● What is asked
In the listing below, locate the lines that hold the string "désigne". Copy those lines.

● Given records
----------------------------------------

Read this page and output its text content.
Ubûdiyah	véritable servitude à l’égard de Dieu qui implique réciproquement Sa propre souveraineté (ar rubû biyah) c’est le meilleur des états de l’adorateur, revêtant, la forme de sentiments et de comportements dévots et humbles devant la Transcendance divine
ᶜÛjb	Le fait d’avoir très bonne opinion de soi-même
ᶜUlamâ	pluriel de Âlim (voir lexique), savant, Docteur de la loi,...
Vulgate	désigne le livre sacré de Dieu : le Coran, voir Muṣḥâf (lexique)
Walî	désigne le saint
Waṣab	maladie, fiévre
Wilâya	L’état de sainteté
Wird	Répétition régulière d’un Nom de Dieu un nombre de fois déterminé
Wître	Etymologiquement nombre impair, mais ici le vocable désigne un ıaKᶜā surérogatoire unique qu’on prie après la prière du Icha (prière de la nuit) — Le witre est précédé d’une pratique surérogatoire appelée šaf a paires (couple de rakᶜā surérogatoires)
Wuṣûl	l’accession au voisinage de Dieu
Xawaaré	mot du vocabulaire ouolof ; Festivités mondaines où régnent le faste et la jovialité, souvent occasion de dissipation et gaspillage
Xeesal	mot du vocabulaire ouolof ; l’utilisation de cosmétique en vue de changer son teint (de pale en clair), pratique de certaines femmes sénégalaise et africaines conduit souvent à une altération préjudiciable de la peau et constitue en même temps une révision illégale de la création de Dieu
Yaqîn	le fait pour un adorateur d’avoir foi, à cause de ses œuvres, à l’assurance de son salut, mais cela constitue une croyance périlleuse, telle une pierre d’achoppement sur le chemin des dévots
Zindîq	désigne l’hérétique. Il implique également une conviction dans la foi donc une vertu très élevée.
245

----------------------------------------

● Expected answer
Vulgate	désigne le livre sacré de Dieu : le Coran, voir Muṣḥâf (lexique)
Walî	désigne le saint
Wître	Etymologiquement nombre impair, mais ici le vocable désigne un ıaKᶜā surérogatoire unique qu’on prie après la prière du Icha (prière de la nuit) — Le witre est précédé d’une pratique surérogatoire appelée šaf a paires (couple de rakᶜā surérogatoires)
Zindîq	désigne l’hérétique. Il implique également une conviction dans la foi donc une vertu très élevée.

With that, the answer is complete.